Objective: Continue the FlowCal tutorial on MEF calibration from where it stops, picking up after the last line of code shown.

___ Provided passage ___

Calibrating Flow Cytometry Data to MEF¶

This tutorial focuses on how to transform flow cytometry data to Molecules of Equivalent Fluorophore (MEF) using FlowCal, particularly by using the module FlowCal.mef. For more information on MEF calibration, see the section on fundamentals of calibration.

To start, navigate to the examples directory included with FlowCal, and open a python session therein. Then, import FlowCal as with any other python module.

>>> import FlowCal

Also, import numpy and pyplot from matplotlib

>>> import numpy as np
>>> import matplotlib.pyplot as plt

Working with Calibration Beads¶

As mentioned in the fundamentals section, conversion to MEF requires measuring calibration beads. sample001.fcs in the FCFiles folder contains beads data. Let’s examine it.

>>> b = FlowCal.io.FCSData('FCFiles/sample001.fcs')
>>> b = FlowCal.transform.to_rfi(b)

___ Information shown ___

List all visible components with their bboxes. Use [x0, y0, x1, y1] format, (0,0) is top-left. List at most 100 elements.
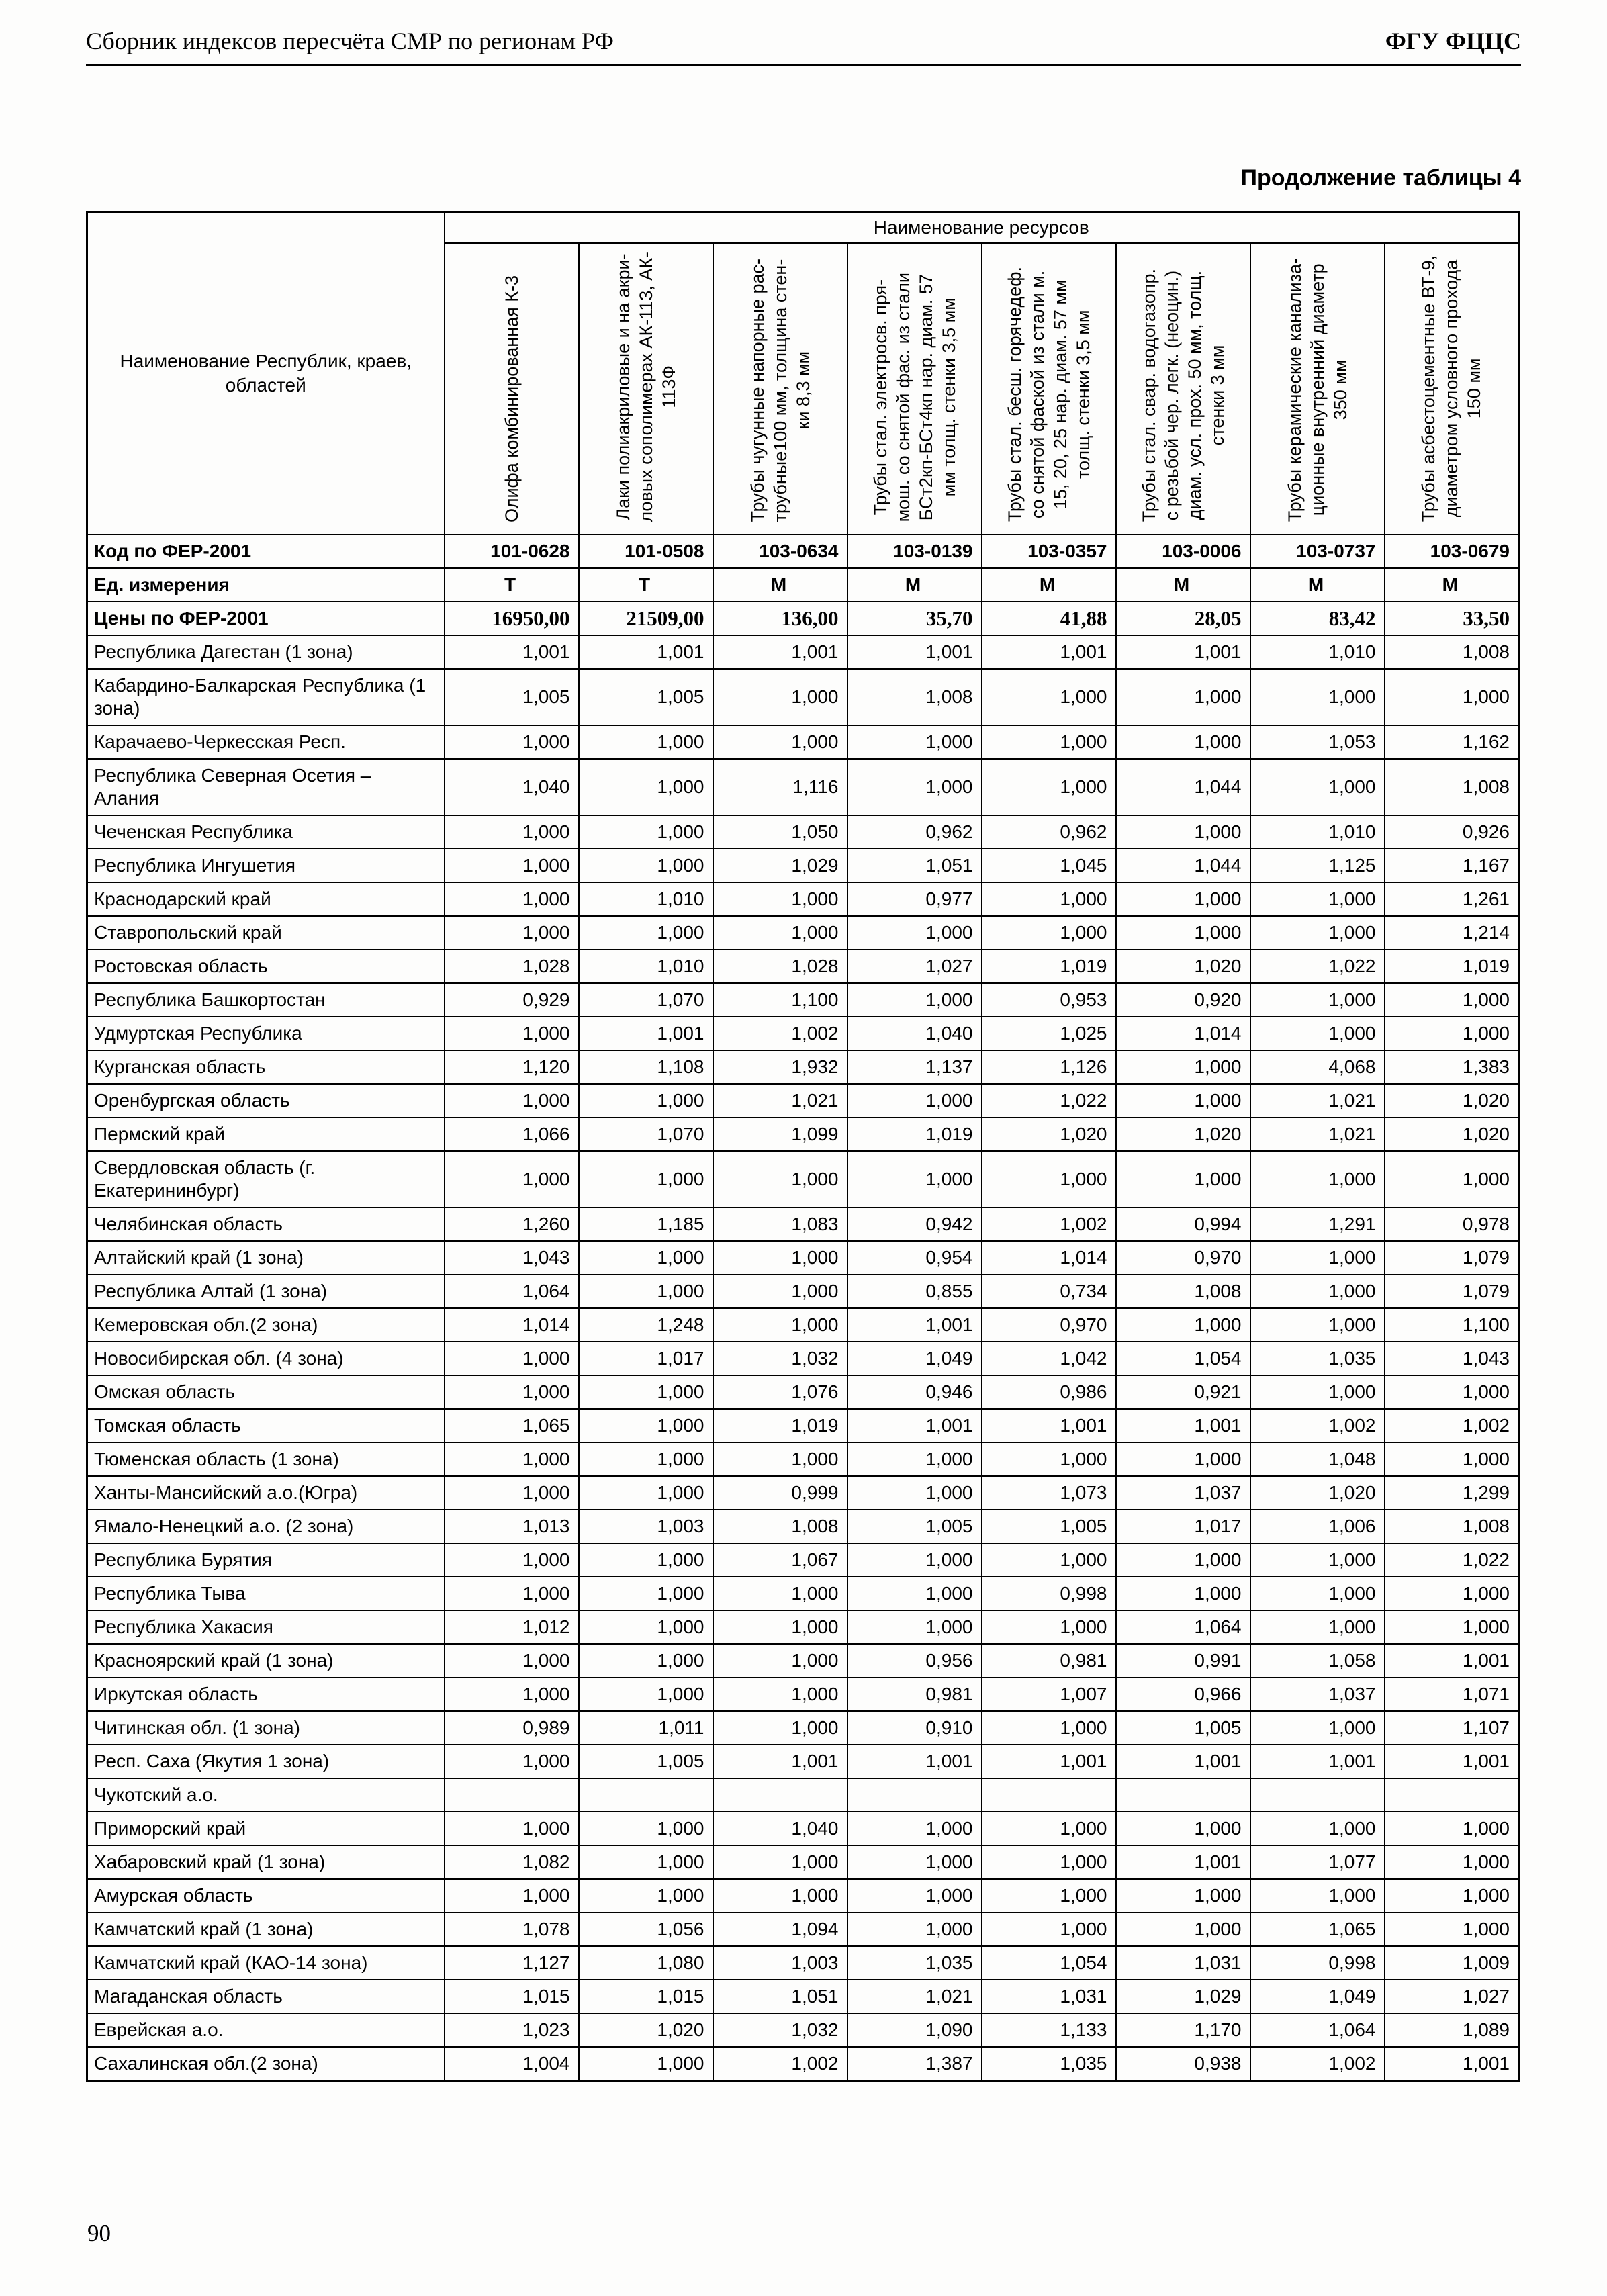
value-cell: 1,000 [443, 1878, 580, 1913]
value-cell: 1,000 [578, 1083, 714, 1118]
table-row: Ед. измерения Т Т М М М М М М [86, 567, 1520, 602]
value-cell: 1,000 [1249, 1575, 1385, 1611]
value-cell: 1,299 [1383, 1475, 1520, 1510]
value-cell: 1,000 [712, 881, 848, 917]
value-cell: 1,000 [1249, 881, 1385, 917]
table-row: Ямало-Ненецкий а.о. (2 зона) 1,013 1,003 1,… [86, 1508, 1520, 1544]
value-cell: 1,000 [1383, 982, 1520, 1017]
table-row: Республика Тыва 1,000 1,000 1,000 1,000 0,998… [86, 1575, 1520, 1611]
row-label-cell: Чеченская Республика [86, 814, 445, 849]
table-row: Республика Хакасия 1,012 1,000 1,000 1,000 1,… [86, 1609, 1520, 1645]
table-row: Ханты-Мансийский а.о.(Югра) 1,000 1,000 0,9… [86, 1475, 1520, 1510]
row-label-cell: Приморский край [86, 1810, 445, 1846]
value-cell: 1,000 [712, 1676, 848, 1712]
table-row: Читинская обл. (1 зона) 0,989 1,011 1,000 0,… [86, 1710, 1520, 1745]
value-cell: 1,065 [443, 1408, 580, 1443]
value-cell: Т [578, 567, 714, 602]
table-row: Респ. Саха (Якутия 1 зона) 1,000 1,005 1,00… [86, 1743, 1520, 1779]
row-label-cell: Челябинская область [86, 1206, 445, 1242]
value-cell [1249, 1777, 1385, 1812]
value-cell: 1,000 [980, 1609, 1117, 1645]
value-cell: 0,946 [846, 1374, 982, 1410]
value-cell: 1,167 [1383, 847, 1520, 883]
value-cell: 1,064 [1115, 1609, 1251, 1645]
value-cell: 1,000 [846, 1083, 982, 1118]
value-cell: 0,954 [846, 1240, 982, 1275]
value-cell: 1,000 [846, 1475, 982, 1510]
table-row: Пермский край 1,066 1,070 1,099 1,019 1,020 1,… [86, 1116, 1520, 1152]
table-row: Красноярский край (1 зона) 1,000 1,000 1,00… [86, 1643, 1520, 1678]
value-cell: 1,000 [578, 1878, 714, 1913]
value-cell: 1,020 [1249, 1475, 1385, 1510]
page-number: 90 [87, 2220, 111, 2246]
value-cell: 1,000 [1115, 1878, 1251, 1913]
value-cell: 1,000 [443, 1643, 580, 1678]
value-cell: 1,000 [980, 1878, 1117, 1913]
value-cell: 1,013 [443, 1508, 580, 1544]
value-cell: 1,000 [1115, 1083, 1251, 1118]
value-cell: 1,040 [846, 1015, 982, 1051]
value-cell: 0,991 [1115, 1643, 1251, 1678]
value-cell: 1,056 [578, 1911, 714, 1947]
value-cell: 1,023 [443, 2012, 580, 2048]
value-cell: 1,019 [712, 1408, 848, 1443]
table-row: Еврейская а.о. 1,023 1,020 1,032 1,090 1,133 1… [86, 2012, 1520, 2048]
row-label-cell: Амурская область [86, 1878, 445, 1913]
value-cell: 1,170 [1115, 2012, 1251, 2048]
value-cell: М [1383, 567, 1520, 602]
resource-column-header: Олифа комбинированная К-3 [443, 242, 580, 535]
value-cell: 1,064 [1249, 2012, 1385, 2048]
value-cell: 1,027 [846, 948, 982, 984]
value-cell: 1,000 [1249, 982, 1385, 1017]
table-caption: Продолжение таблицы 4 [1240, 165, 1522, 191]
value-cell: 1,035 [980, 2046, 1117, 2081]
resource-column-header: Трубы стал. свар. водогазопр. с резьбой ч… [1115, 242, 1251, 535]
value-cell: 1,000 [578, 1441, 714, 1477]
value-cell: 1,021 [846, 1978, 982, 2014]
value-cell: 1,005 [578, 1743, 714, 1779]
table-row: Магаданская область 1,015 1,015 1,051 1,021 1… [86, 1978, 1520, 2014]
value-cell: 1,000 [1383, 1374, 1520, 1410]
value-cell: 4,068 [1249, 1049, 1385, 1085]
row-label-cell: Чукотский а.о. [86, 1777, 445, 1812]
value-cell: 136,00 [712, 600, 848, 636]
value-cell: 1,000 [846, 1542, 982, 1577]
table-row: Республика Ингушетия 1,000 1,000 1,029 1,051… [86, 847, 1520, 883]
value-cell: 1,044 [1115, 847, 1251, 883]
value-cell: 101-0508 [578, 533, 714, 569]
value-cell: 1,005 [578, 668, 714, 726]
row-label-cell: Ед. измерения [86, 567, 445, 602]
value-cell: 1,094 [712, 1911, 848, 1947]
value-cell: 1,000 [443, 1475, 580, 1510]
value-cell: 1,000 [1249, 1374, 1385, 1410]
value-cell: 1,005 [1115, 1710, 1251, 1745]
value-cell [443, 1777, 580, 1812]
value-cell: 1,000 [1249, 1542, 1385, 1577]
value-cell: 1,044 [1115, 757, 1251, 816]
value-cell: 1,040 [443, 757, 580, 816]
value-cell: 1,000 [980, 915, 1117, 950]
value-cell: 0,994 [1115, 1206, 1251, 1242]
value-cell: 1,000 [578, 2046, 714, 2081]
value-cell: 1,008 [846, 668, 982, 726]
value-cell: 1,025 [980, 1015, 1117, 1051]
value-cell: 1,040 [712, 1810, 848, 1846]
row-label-cell: Ставропольский край [86, 915, 445, 950]
value-cell: 1,066 [443, 1116, 580, 1152]
row-label-cell: Ямало-Ненецкий а.о. (2 зона) [86, 1508, 445, 1544]
value-cell: 1,000 [712, 1240, 848, 1275]
value-cell: 1,082 [443, 1844, 580, 1880]
value-cell: 1,000 [1115, 814, 1251, 849]
value-cell: 1,248 [578, 1307, 714, 1342]
value-cell: 1,002 [712, 2046, 848, 2081]
value-cell [980, 1777, 1117, 1812]
value-cell: 1,291 [1249, 1206, 1385, 1242]
row-label-cell: Сахалинская обл.(2 зона) [86, 2046, 445, 2081]
value-cell: 1,002 [980, 1206, 1117, 1242]
value-cell: 1,019 [846, 1116, 982, 1152]
value-cell: 83,42 [1249, 600, 1385, 636]
value-cell: 1,383 [1383, 1049, 1520, 1085]
value-cell: 1,020 [578, 2012, 714, 2048]
value-cell: 1,020 [1383, 1083, 1520, 1118]
value-cell [1383, 1777, 1520, 1812]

___

Exercise output:
>>> density_gate_output = FlowCal.gate.density2d(b,
...                                              channels=['FSC', 'SSC'],
...                                              gate_fraction=0.3,
...                                              full_output=True)
>>> b_g = density_gate_output.gated_data
>>> c   = density_gate_output.contour
>>> FlowCal.plot.density_and_hist(b,
...                               gated_data=b_g,
...                               gate_contour=c,
...                               density_channels=['FSC', 'SSC'],
...                               density_params={'mode':'scatter',
...                                               'xlim': [1e2, 1e3],
...                                               'ylim': [1e2, 1e3],
...                                               'sigma': 5.},
...                               hist_channels=['FL1'])
>>> plt.tight_layout()
>>> plt.show()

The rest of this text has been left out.